-- START OF MATERIAL TO PROCESS --
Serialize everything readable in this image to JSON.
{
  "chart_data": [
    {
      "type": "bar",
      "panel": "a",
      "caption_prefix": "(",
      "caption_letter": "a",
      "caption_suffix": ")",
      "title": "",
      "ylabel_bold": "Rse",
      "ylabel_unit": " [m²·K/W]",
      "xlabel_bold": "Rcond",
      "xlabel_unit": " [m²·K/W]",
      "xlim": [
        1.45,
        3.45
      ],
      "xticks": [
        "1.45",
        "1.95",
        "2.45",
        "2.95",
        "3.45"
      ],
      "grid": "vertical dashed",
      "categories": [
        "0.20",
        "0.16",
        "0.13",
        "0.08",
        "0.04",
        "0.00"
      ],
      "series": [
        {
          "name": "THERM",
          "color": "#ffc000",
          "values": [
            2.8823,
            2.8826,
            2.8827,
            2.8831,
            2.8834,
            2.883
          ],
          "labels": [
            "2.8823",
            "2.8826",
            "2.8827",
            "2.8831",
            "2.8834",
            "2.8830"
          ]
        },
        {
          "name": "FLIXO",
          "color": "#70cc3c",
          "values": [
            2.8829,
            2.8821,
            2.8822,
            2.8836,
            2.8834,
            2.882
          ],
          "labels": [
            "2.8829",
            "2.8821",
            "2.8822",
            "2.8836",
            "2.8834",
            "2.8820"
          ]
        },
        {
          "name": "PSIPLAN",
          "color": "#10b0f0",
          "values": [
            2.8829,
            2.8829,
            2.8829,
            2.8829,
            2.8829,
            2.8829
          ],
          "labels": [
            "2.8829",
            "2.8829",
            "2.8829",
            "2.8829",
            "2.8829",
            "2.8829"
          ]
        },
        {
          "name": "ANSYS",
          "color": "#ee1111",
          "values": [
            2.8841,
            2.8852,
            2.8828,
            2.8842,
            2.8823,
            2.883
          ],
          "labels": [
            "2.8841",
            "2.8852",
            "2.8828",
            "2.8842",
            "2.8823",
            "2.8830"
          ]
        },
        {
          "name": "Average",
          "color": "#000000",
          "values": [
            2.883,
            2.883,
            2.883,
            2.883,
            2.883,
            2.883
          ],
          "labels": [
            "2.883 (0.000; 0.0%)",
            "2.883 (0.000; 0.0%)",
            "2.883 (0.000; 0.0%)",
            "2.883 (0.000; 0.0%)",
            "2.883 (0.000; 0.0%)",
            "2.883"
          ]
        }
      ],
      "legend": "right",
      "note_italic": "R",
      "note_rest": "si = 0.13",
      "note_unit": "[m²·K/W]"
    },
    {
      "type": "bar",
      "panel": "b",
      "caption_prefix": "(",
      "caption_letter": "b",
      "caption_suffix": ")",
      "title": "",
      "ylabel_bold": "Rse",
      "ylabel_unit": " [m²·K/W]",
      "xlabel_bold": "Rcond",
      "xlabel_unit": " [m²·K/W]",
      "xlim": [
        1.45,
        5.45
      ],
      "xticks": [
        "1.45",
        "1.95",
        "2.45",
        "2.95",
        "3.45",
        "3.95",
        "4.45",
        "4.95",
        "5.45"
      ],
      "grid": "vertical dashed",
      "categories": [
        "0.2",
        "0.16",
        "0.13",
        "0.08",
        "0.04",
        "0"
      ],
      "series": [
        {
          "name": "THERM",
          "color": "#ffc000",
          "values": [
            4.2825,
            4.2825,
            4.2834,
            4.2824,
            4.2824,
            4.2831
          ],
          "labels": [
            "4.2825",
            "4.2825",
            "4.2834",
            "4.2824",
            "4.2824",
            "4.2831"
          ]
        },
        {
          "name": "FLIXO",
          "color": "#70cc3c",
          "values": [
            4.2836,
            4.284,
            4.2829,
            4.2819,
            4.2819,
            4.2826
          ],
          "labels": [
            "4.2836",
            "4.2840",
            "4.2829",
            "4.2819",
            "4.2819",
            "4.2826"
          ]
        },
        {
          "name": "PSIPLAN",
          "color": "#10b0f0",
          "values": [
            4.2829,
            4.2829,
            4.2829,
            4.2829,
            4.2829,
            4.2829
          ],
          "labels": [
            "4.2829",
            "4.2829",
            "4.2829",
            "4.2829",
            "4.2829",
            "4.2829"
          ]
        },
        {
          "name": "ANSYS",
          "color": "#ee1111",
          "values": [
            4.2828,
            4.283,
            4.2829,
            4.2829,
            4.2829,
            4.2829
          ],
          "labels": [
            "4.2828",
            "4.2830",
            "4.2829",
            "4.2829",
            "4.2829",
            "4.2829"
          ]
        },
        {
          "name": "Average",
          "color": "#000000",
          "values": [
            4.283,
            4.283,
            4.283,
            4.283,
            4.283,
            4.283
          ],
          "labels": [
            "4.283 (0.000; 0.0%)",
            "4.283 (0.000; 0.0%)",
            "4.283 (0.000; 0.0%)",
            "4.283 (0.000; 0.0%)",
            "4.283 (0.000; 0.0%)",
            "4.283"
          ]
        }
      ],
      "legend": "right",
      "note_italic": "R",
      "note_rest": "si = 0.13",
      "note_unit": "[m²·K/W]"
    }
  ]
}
-- END OF MATERIAL TO PROCESS --
● EXERCISE OBJECTIVE
Take the lines above and print them exactly.

● WORKED SOLUTION
Serialize everything readable in this image to JSON.
{
  "chart_data": [
    {
      "type": "bar",
      "panel": "a",
      "caption_prefix": "(",
      "caption_letter": "a",
      "caption_suffix": ")",
      "title": "",
      "ylabel_bold": "Rse",
      "ylabel_unit": " [m²·K/W]",
      "xlabel_bold": "Rcond",
      "xlabel_unit": " [m²·K/W]",
      "xlim": [
        1.45,
        3.45
      ],
      "xticks": [
        "1.45",
        "1.95",
        "2.45",
        "2.95",
        "3.45"
      ],
      "grid": "vertical dashed",
      "categories": [
        "0.20",
        "0.16",
        "0.13",
        "0.08",
        "0.04",
        "0.00"
      ],
      "series": [
        {
          "name": "THERM",
          "color": "#ffc000",
          "values": [
            2.8823,
            2.8826,
            2.8827,
            2.8831,
            2.8834,
            2.883
          ],
          "labels": [
            "2.8823",
            "2.8826",
            "2.8827",
            "2.8831",
            "2.8834",
            "2.8830"
          ]
        },
        {
          "name": "FLIXO",
          "color": "#70cc3c",
          "values": [
            2.8829,
            2.8821,
            2.8822,
            2.8836,
            2.8834,
            2.882
          ],
          "labels": [
            "2.8829",
            "2.8821",
            "2.8822",
            "2.8836",
            "2.8834",
            "2.8820"
          ]
        },
        {
          "name": "PSIPLAN",
          "color": "#10b0f0",
          "values": [
            2.8829,
            2.8829,
            2.8829,
            2.8829,
            2.8829,
            2.8829
          ],
          "labels": [
            "2.8829",
            "2.8829",
            "2.8829",
            "2.8829",
            "2.8829",
            "2.8829"
          ]
        },
        {
          "name": "ANSYS",
          "color": "#ee1111",
          "values": [
            2.8841,
            2.8852,
            2.8828,
            2.8842,
            2.8823,
            2.883
          ],
          "labels": [
            "2.8841",
            "2.8852",
            "2.8828",
            "2.8842",
            "2.8823",
            "2.8830"
          ]
        },
        {
          "name": "Average",
          "color": "#000000",
          "values": [
            2.883,
            2.883,
            2.883,
            2.883,
            2.883,
            2.883
          ],
          "labels": [
            "2.883 (0.000; 0.0%)",
            "2.883 (0.000; 0.0%)",
            "2.883 (0.000; 0.0%)",
            "2.883 (0.000; 0.0%)",
            "2.883 (0.000; 0.0%)",
            "2.883"
          ]
        }
      ],
      "legend": "right",
      "note_italic": "R",
      "note_rest": "si = 0.13",
      "note_unit": "[m²·K/W]"
    },
    {
      "type": "bar",
      "panel": "b",
      "caption_prefix": "(",
      "caption_letter": "b",
      "caption_suffix": ")",
      "title": "",
      "ylabel_bold": "Rse",
      "ylabel_unit": " [m²·K/W]",
      "xlabel_bold": "Rcond",
      "xlabel_unit": " [m²·K/W]",
      "xlim": [
        1.45,
        5.45
      ],
      "xticks": [
        "1.45",
        "1.95",
        "2.45",
        "2.95",
        "3.45",
        "3.95",
        "4.45",
        "4.95",
        "5.45"
      ],
      "grid": "vertical dashed",
      "categories": [
        "0.2",
        "0.16",
        "0.13",
        "0.08",
        "0.04",
        "0"
      ],
      "series": [
        {
          "name": "THERM",
          "color": "#ffc000",
          "values": [
            4.2825,
            4.2825,
            4.2834,
            4.2824,
            4.2824,
            4.2831
          ],
          "labels": [
            "4.2825",
            "4.2825",
            "4.2834",
            "4.2824",
            "4.2824",
            "4.2831"
          ]
        },
        {
          "name": "FLIXO",
          "color": "#70cc3c",
          "values": [
            4.2836,
            4.284,
            4.2829,
            4.2819,
            4.2819,
            4.2826
          ],
          "labels": [
            "4.2836",
            "4.2840",
            "4.2829",
            "4.2819",
            "4.2819",
            "4.2826"
          ]
        },
        {
          "name": "PSIPLAN",
          "color": "#10b0f0",
          "values": [
            4.2829,
            4.2829,
            4.2829,
            4.2829,
            4.2829,
            4.2829
          ],
          "labels": [
            "4.2829",
            "4.2829",
            "4.2829",
            "4.2829",
            "4.2829",
            "4.2829"
          ]
        },
        {
          "name": "ANSYS",
          "color": "#ee1111",
          "values": [
            4.2828,
            4.283,
            4.2829,
            4.2829,
            4.2829,
            4.2829
          ],
          "labels": [
            "4.2828",
            "4.2830",
            "4.2829",
            "4.2829",
            "4.2829",
            "4.2829"
          ]
        },
        {
          "name": "Average",
          "color": "#000000",
          "values": [
            4.283,
            4.283,
            4.283,
            4.283,
            4.283,
            4.283
          ],
          "labels": [
            "4.283 (0.000; 0.0%)",
            "4.283 (0.000; 0.0%)",
            "4.283 (0.000; 0.0%)",
            "4.283 (0.000; 0.0%)",
            "4.283 (0.000; 0.0%)",
            "4.283"
          ]
        }
      ],
      "legend": "right",
      "note_italic": "R",
      "note_rest": "si = 0.13",
      "note_unit": "[m²·K/W]"
    }
  ]
}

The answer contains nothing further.